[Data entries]
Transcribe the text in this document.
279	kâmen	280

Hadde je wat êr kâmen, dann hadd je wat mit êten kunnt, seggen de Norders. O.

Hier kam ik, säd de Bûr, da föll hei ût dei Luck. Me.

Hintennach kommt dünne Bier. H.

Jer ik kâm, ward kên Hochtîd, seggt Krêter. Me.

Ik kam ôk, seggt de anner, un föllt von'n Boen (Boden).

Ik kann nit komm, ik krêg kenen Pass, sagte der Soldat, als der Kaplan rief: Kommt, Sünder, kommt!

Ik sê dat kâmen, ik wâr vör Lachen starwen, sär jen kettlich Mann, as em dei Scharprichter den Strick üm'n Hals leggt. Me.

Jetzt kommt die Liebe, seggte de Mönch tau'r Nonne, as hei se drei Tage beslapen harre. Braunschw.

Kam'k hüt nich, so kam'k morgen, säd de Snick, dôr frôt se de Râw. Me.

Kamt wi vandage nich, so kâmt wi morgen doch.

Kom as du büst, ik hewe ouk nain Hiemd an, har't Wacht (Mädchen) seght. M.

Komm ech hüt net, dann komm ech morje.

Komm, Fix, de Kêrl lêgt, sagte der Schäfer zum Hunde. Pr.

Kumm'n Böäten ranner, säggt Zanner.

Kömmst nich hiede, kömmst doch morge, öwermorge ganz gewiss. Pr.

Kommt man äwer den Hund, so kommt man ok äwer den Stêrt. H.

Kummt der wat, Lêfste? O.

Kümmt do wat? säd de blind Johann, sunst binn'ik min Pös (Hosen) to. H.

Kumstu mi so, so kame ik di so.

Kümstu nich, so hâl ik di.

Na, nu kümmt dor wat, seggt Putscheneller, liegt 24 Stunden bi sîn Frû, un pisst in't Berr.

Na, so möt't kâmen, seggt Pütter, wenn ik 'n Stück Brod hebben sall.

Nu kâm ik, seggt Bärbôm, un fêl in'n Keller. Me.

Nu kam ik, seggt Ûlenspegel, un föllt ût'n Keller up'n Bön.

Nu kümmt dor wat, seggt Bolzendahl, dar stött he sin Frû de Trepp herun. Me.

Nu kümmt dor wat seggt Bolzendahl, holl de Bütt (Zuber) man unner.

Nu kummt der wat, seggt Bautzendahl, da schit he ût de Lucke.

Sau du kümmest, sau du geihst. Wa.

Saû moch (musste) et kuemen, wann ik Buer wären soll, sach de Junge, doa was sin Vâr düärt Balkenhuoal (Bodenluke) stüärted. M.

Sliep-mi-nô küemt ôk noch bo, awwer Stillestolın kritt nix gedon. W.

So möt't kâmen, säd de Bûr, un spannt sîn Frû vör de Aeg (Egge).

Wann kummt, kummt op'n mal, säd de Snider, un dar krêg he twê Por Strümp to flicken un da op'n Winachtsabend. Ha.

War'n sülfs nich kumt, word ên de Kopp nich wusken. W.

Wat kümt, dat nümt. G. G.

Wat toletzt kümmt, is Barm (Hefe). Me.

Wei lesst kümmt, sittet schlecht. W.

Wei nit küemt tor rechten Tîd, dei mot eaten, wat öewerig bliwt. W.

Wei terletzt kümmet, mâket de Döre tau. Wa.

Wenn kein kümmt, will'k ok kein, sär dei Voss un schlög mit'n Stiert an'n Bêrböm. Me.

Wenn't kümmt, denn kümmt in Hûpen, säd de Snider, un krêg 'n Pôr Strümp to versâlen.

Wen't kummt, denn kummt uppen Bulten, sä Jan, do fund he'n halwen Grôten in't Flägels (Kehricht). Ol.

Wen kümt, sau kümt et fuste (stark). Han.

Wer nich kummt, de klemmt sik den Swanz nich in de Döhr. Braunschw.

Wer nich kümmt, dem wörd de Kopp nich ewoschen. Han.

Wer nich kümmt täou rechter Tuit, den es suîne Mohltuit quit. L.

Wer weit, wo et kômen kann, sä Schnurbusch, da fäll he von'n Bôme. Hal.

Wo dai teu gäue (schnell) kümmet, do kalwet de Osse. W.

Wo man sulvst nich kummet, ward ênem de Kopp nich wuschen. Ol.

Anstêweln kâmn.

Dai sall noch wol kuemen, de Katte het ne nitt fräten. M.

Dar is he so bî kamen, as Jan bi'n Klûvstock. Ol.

— SET EXERCISE —
Identify all lines in the records above with the word "ward".

— FINISHED EXERCISE —
Jer ik kâm, ward kên Hochtîd, seggt Krêter. Me.
Wo man sulvst nich kummet, ward ênem de Kopp nich wuschen. Ol.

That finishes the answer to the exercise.